* [Exercise instructions]
Search the material and gather each line with "name" in it.
— Start of Dataset records —
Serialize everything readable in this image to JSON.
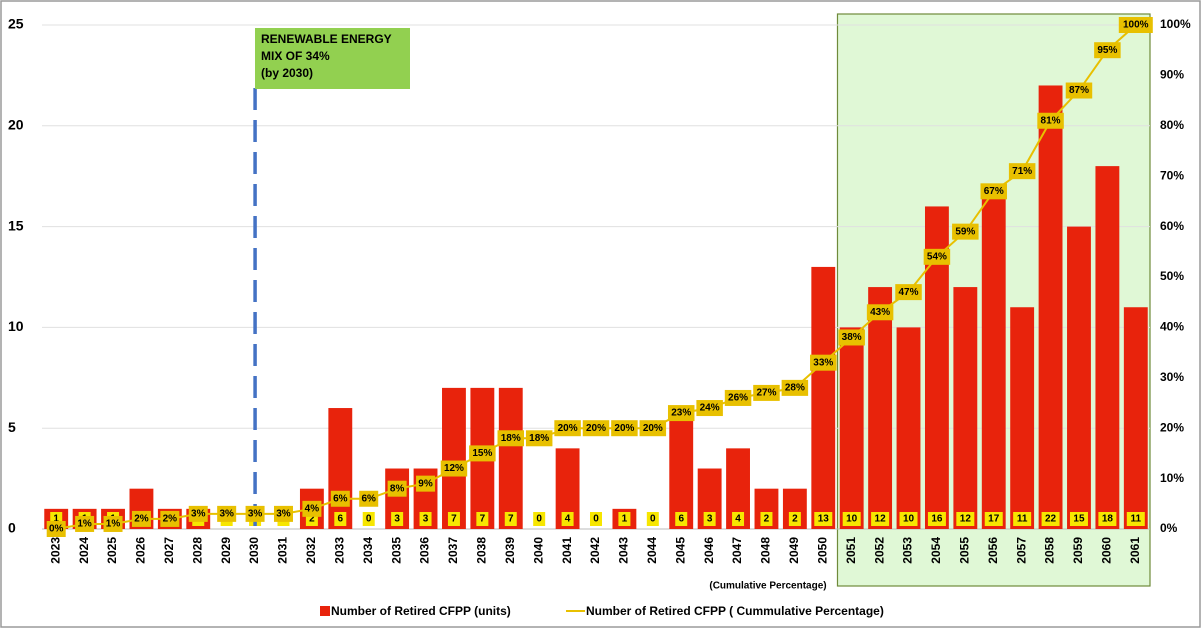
{
  "chart_data": {
    "type": "bar",
    "categories": [
      "2023",
      "2024",
      "2025",
      "2026",
      "2027",
      "2028",
      "2029",
      "2030",
      "2031",
      "2032",
      "2033",
      "2034",
      "2035",
      "2036",
      "2037",
      "2038",
      "2039",
      "2040",
      "2041",
      "2042",
      "2043",
      "2044",
      "2045",
      "2046",
      "2047",
      "2048",
      "2049",
      "2050",
      "2051",
      "2052",
      "2053",
      "2054",
      "2055",
      "2056",
      "2057",
      "2058",
      "2059",
      "2060",
      "2061"
    ],
    "series": [
      {
        "name": "Number of Retired CFPP (units)",
        "type": "bar",
        "color": "#e8230c",
        "values": [
          1,
          1,
          1,
          2,
          1,
          1,
          0,
          0,
          0,
          2,
          6,
          0,
          3,
          3,
          7,
          7,
          7,
          0,
          4,
          0,
          1,
          0,
          6,
          3,
          4,
          2,
          2,
          13,
          10,
          12,
          10,
          16,
          12,
          17,
          11,
          22,
          15,
          18,
          11
        ]
      },
      {
        "name": "Number of Retired CFPP ( Cummulative Percentage)",
        "type": "line",
        "axis": "y2",
        "color": "#e8c000",
        "values": [
          0,
          1,
          1,
          2,
          2,
          3,
          3,
          3,
          3,
          4,
          6,
          6,
          8,
          9,
          12,
          15,
          18,
          18,
          20,
          20,
          20,
          20,
          23,
          24,
          26,
          27,
          28,
          33,
          38,
          43,
          47,
          54,
          59,
          67,
          71,
          81,
          87,
          95,
          100
        ],
        "value_labels": [
          "0%",
          "1%",
          "1%",
          "2%",
          "2%",
          "3%",
          "3%",
          "3%",
          "3%",
          "4%",
          "6%",
          "6%",
          "8%",
          "9%",
          "12%",
          "15%",
          "18%",
          "18%",
          "20%",
          "20%",
          "20%",
          "20%",
          "23%",
          "24%",
          "26%",
          "27%",
          "28%",
          "33%",
          "38%",
          "43%",
          "47%",
          "54%",
          "59%",
          "67%",
          "71%",
          "81%",
          "87%",
          "95%",
          "100%"
        ]
      }
    ],
    "ylim": [
      0,
      25
    ],
    "yticks": [
      0,
      5,
      10,
      15,
      20,
      25
    ],
    "y2lim": [
      0,
      100
    ],
    "y2ticks": [
      {
        "value": 0,
        "label": "0%"
      },
      {
        "value": 10,
        "label": "10%"
      },
      {
        "value": 20,
        "label": "20%"
      },
      {
        "value": 30,
        "label": "30%"
      },
      {
        "value": 40,
        "label": "40%"
      },
      {
        "value": 50,
        "label": "50%"
      },
      {
        "value": 60,
        "label": "60%"
      },
      {
        "value": 70,
        "label": "70%"
      },
      {
        "value": 80,
        "label": "80%"
      },
      {
        "value": 90,
        "label": "90%"
      },
      {
        "value": 100,
        "label": "100%"
      }
    ],
    "grid": true,
    "legend": "bottom",
    "annotation": {
      "lines": [
        "RENEWABLE ENERGY",
        "MIX OF 34%",
        "(by 2030)"
      ],
      "category": "2030"
    },
    "highlight": {
      "from": "2051",
      "to": "2061"
    },
    "axis_note": "(Cumulative Percentage)"
  }
}
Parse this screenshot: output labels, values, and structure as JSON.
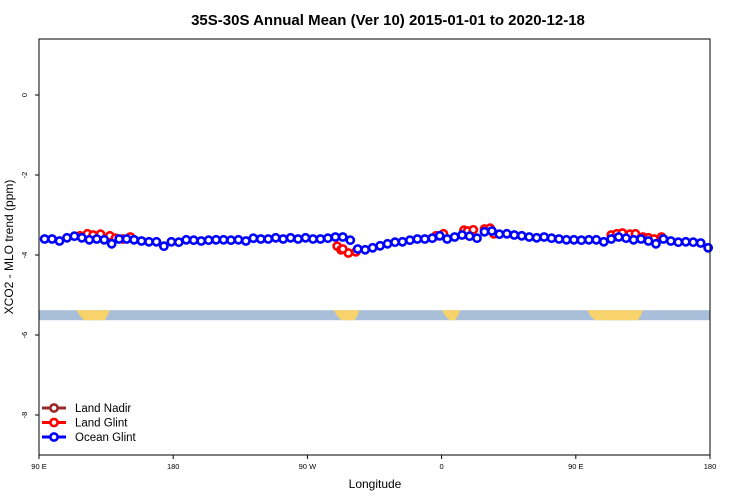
{
  "chart_data": {
    "type": "scatter",
    "title": "35S-30S Annual Mean (Ver 10)   2015-01-01 to 2020-12-18",
    "xlabel": "Longitude",
    "ylabel": "XCO2 - MLO trend (ppm)",
    "xlim": [
      90,
      450
    ],
    "ylim": [
      -9.0,
      1.4
    ],
    "x_ticks": [
      {
        "value": 90,
        "label": "90 E"
      },
      {
        "value": 162,
        "label": "180"
      },
      {
        "value": 234,
        "label": "90 W"
      },
      {
        "value": 306,
        "label": "0"
      },
      {
        "value": 378,
        "label": "90 E"
      },
      {
        "value": 450,
        "label": "180"
      }
    ],
    "y_ticks": [
      {
        "value": 0,
        "label": "0"
      },
      {
        "value": -2,
        "label": "-2"
      },
      {
        "value": -4,
        "label": "-4"
      },
      {
        "value": -6,
        "label": "-6"
      },
      {
        "value": -8,
        "label": "-8"
      }
    ],
    "series": [
      {
        "name": "Land Nadir",
        "color": "#9a2a2a",
        "x": [],
        "y": []
      },
      {
        "name": "Land Glint",
        "color": "#ff0000",
        "x": [
          112,
          116,
          119,
          123,
          128,
          131,
          135,
          139,
          250,
          252,
          256,
          260,
          253,
          303,
          307,
          318,
          320,
          323,
          329,
          332,
          334,
          397,
          400,
          403,
          407,
          410,
          414,
          417,
          420,
          424
        ],
        "y": [
          -3.52,
          -3.47,
          -3.5,
          -3.48,
          -3.52,
          -3.58,
          -3.6,
          -3.55,
          -3.78,
          -3.87,
          -3.95,
          -3.92,
          -3.85,
          -3.52,
          -3.47,
          -3.38,
          -3.4,
          -3.37,
          -3.35,
          -3.33,
          -3.47,
          -3.5,
          -3.47,
          -3.45,
          -3.48,
          -3.47,
          -3.55,
          -3.57,
          -3.6,
          -3.55
        ]
      },
      {
        "name": "Ocean Glint",
        "color": "#0000ff",
        "x": [
          93,
          97,
          101,
          105,
          109,
          113,
          117,
          121,
          125,
          129,
          133,
          137,
          141,
          145,
          149,
          153,
          157,
          161,
          165,
          169,
          173,
          177,
          181,
          185,
          189,
          193,
          197,
          201,
          205,
          209,
          213,
          217,
          221,
          225,
          229,
          233,
          237,
          241,
          245,
          249,
          253,
          257,
          261,
          265,
          269,
          273,
          277,
          281,
          285,
          289,
          293,
          297,
          301,
          305,
          309,
          313,
          317,
          321,
          325,
          329,
          333,
          337,
          341,
          345,
          349,
          353,
          357,
          361,
          365,
          369,
          373,
          377,
          381,
          385,
          389,
          393,
          397,
          401,
          405,
          409,
          413,
          417,
          421,
          425,
          429,
          433,
          437,
          441,
          445,
          449
        ],
        "y": [
          -3.6,
          -3.6,
          -3.65,
          -3.57,
          -3.53,
          -3.57,
          -3.62,
          -3.6,
          -3.62,
          -3.72,
          -3.6,
          -3.6,
          -3.62,
          -3.65,
          -3.67,
          -3.67,
          -3.78,
          -3.67,
          -3.68,
          -3.62,
          -3.63,
          -3.65,
          -3.63,
          -3.62,
          -3.62,
          -3.63,
          -3.62,
          -3.65,
          -3.58,
          -3.6,
          -3.6,
          -3.57,
          -3.6,
          -3.57,
          -3.6,
          -3.57,
          -3.6,
          -3.6,
          -3.58,
          -3.55,
          -3.55,
          -3.63,
          -3.85,
          -3.87,
          -3.82,
          -3.77,
          -3.72,
          -3.68,
          -3.67,
          -3.63,
          -3.6,
          -3.6,
          -3.58,
          -3.52,
          -3.6,
          -3.55,
          -3.5,
          -3.53,
          -3.58,
          -3.42,
          -3.4,
          -3.48,
          -3.47,
          -3.5,
          -3.52,
          -3.55,
          -3.57,
          -3.55,
          -3.58,
          -3.6,
          -3.62,
          -3.62,
          -3.63,
          -3.62,
          -3.62,
          -3.67,
          -3.6,
          -3.55,
          -3.58,
          -3.62,
          -3.6,
          -3.65,
          -3.72,
          -3.6,
          -3.65,
          -3.68,
          -3.67,
          -3.68,
          -3.7,
          -3.82
        ]
      }
    ],
    "legend": {
      "position": "bottom-left",
      "entries": [
        "Land Nadir",
        "Land Glint",
        "Ocean Glint"
      ]
    },
    "land_map_strip": {
      "y_range": [
        -5.38,
        -5.63
      ],
      "ocean_color": "#a9bed9",
      "land_color": "#f8d26b",
      "land_segments": [
        [
          110,
          128
        ],
        [
          248,
          262
        ],
        [
          306,
          316
        ],
        [
          384,
          414
        ]
      ]
    }
  }
}
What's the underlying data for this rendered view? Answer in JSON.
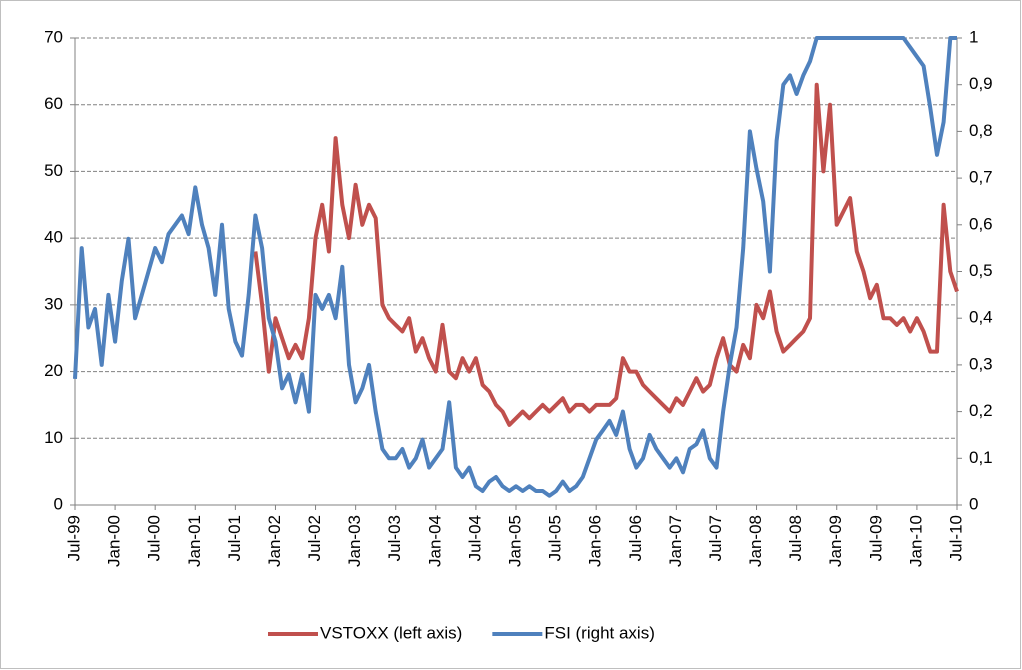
{
  "chart_data": {
    "type": "line",
    "categories": [
      "Jul-99",
      null,
      null,
      null,
      null,
      null,
      "Jan-00",
      null,
      null,
      null,
      null,
      null,
      "Jul-00",
      null,
      null,
      null,
      null,
      null,
      "Jan-01",
      null,
      null,
      null,
      null,
      null,
      "Jul-01",
      null,
      null,
      null,
      null,
      null,
      "Jan-02",
      null,
      null,
      null,
      null,
      null,
      "Jul-02",
      null,
      null,
      null,
      null,
      null,
      "Jan-03",
      null,
      null,
      null,
      null,
      null,
      "Jul-03",
      null,
      null,
      null,
      null,
      null,
      "Jan-04",
      null,
      null,
      null,
      null,
      null,
      "Jul-04",
      null,
      null,
      null,
      null,
      null,
      "Jan-05",
      null,
      null,
      null,
      null,
      null,
      "Jul-05",
      null,
      null,
      null,
      null,
      null,
      "Jan-06",
      null,
      null,
      null,
      null,
      null,
      "Jul-06",
      null,
      null,
      null,
      null,
      null,
      "Jan-07",
      null,
      null,
      null,
      null,
      null,
      "Jul-07",
      null,
      null,
      null,
      null,
      null,
      "Jan-08",
      null,
      null,
      null,
      null,
      null,
      "Jul-08",
      null,
      null,
      null,
      null,
      null,
      "Jan-09",
      null,
      null,
      null,
      null,
      null,
      "Jul-09",
      null,
      null,
      null,
      null,
      null,
      "Jan-10",
      null,
      null,
      null,
      null,
      null,
      "Jul-10"
    ],
    "series": [
      {
        "name": "VSTOXX (left axis)",
        "color": "#c0504d",
        "axis": "y",
        "values": [
          null,
          null,
          null,
          null,
          null,
          null,
          null,
          null,
          null,
          null,
          null,
          null,
          null,
          null,
          null,
          null,
          null,
          null,
          null,
          null,
          null,
          null,
          null,
          null,
          null,
          null,
          null,
          38,
          30,
          20,
          28,
          25,
          22,
          24,
          22,
          28,
          40,
          45,
          38,
          55,
          45,
          40,
          48,
          42,
          45,
          43,
          30,
          28,
          27,
          26,
          28,
          23,
          25,
          22,
          20,
          27,
          20,
          19,
          22,
          20,
          22,
          18,
          17,
          15,
          14,
          12,
          13,
          14,
          13,
          14,
          15,
          14,
          15,
          16,
          14,
          15,
          15,
          14,
          15,
          15,
          15,
          16,
          22,
          20,
          20,
          18,
          17,
          16,
          15,
          14,
          16,
          15,
          17,
          19,
          17,
          18,
          22,
          25,
          21,
          20,
          24,
          22,
          30,
          28,
          32,
          26,
          23,
          24,
          25,
          26,
          28,
          63,
          50,
          60,
          42,
          44,
          46,
          38,
          35,
          31,
          33,
          28,
          28,
          27,
          28,
          26,
          28,
          26,
          23,
          23,
          45,
          35,
          32
        ]
      },
      {
        "name": "FSI (right axis)",
        "color": "#4f81bd",
        "axis": "y2",
        "values": [
          0.27,
          0.55,
          0.38,
          0.42,
          0.3,
          0.45,
          0.35,
          0.48,
          0.57,
          0.4,
          0.45,
          0.5,
          0.55,
          0.52,
          0.58,
          0.6,
          0.62,
          0.58,
          0.68,
          0.6,
          0.55,
          0.45,
          0.6,
          0.42,
          0.35,
          0.32,
          0.45,
          0.62,
          0.55,
          0.4,
          0.35,
          0.25,
          0.28,
          0.22,
          0.28,
          0.2,
          0.45,
          0.42,
          0.45,
          0.4,
          0.51,
          0.3,
          0.22,
          0.25,
          0.3,
          0.2,
          0.12,
          0.1,
          0.1,
          0.12,
          0.08,
          0.1,
          0.14,
          0.08,
          0.1,
          0.12,
          0.22,
          0.08,
          0.06,
          0.08,
          0.04,
          0.03,
          0.05,
          0.06,
          0.04,
          0.03,
          0.04,
          0.03,
          0.04,
          0.03,
          0.03,
          0.02,
          0.03,
          0.05,
          0.03,
          0.04,
          0.06,
          0.1,
          0.14,
          0.16,
          0.18,
          0.15,
          0.2,
          0.12,
          0.08,
          0.1,
          0.15,
          0.12,
          0.1,
          0.08,
          0.1,
          0.07,
          0.12,
          0.13,
          0.16,
          0.1,
          0.08,
          0.2,
          0.3,
          0.38,
          0.55,
          0.8,
          0.72,
          0.65,
          0.5,
          0.78,
          0.9,
          0.92,
          0.88,
          0.92,
          0.95,
          1,
          1,
          1,
          1,
          1,
          1,
          1,
          1,
          1,
          1,
          1,
          1,
          1,
          1,
          0.98,
          0.96,
          0.94,
          0.85,
          0.75,
          0.82,
          1,
          1
        ]
      }
    ],
    "ylim": [
      0,
      70
    ],
    "yticks": [
      0,
      10,
      20,
      30,
      40,
      50,
      60,
      70
    ],
    "y2lim": [
      0,
      1
    ],
    "y2ticks": [
      0,
      {
        "value": 0.1,
        "label": "0,1"
      },
      {
        "value": 0.2,
        "label": "0,2"
      },
      {
        "value": 0.3,
        "label": "0,3"
      },
      {
        "value": 0.4,
        "label": "0,4"
      },
      {
        "value": 0.5,
        "label": "0,5"
      },
      {
        "value": 0.6,
        "label": "0,6"
      },
      {
        "value": 0.7,
        "label": "0,7"
      },
      {
        "value": 0.8,
        "label": "0,8"
      },
      {
        "value": 0.9,
        "label": "0,9"
      },
      1
    ],
    "grid": true,
    "legend": "bottom"
  }
}
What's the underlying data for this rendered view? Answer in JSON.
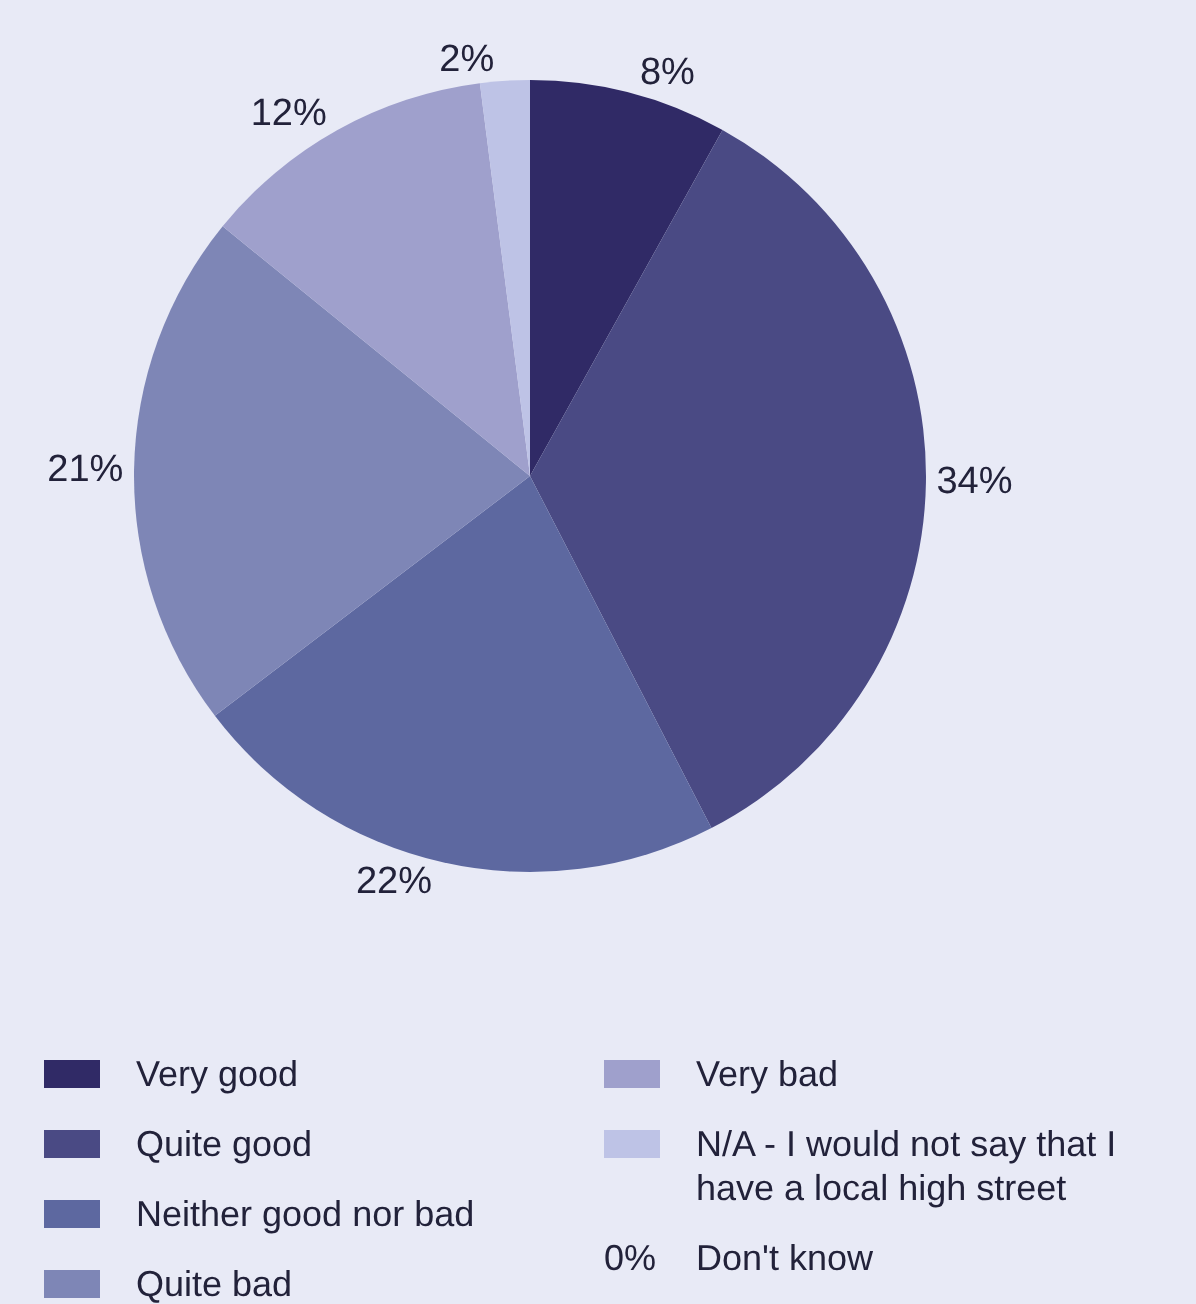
— End of Dataset records —
* [Output of the task]
        "name": "Number of Retired CFPP (units)",
        "name": "Number of Retired CFPP ( Cummulative Percentage)",
        "name": "Land Nadir",
        "name": "Land Glint",
        "name": "Ocean Glint",
        "name": "VSTOXX (left axis)",
        "name": "FSI (right axis)",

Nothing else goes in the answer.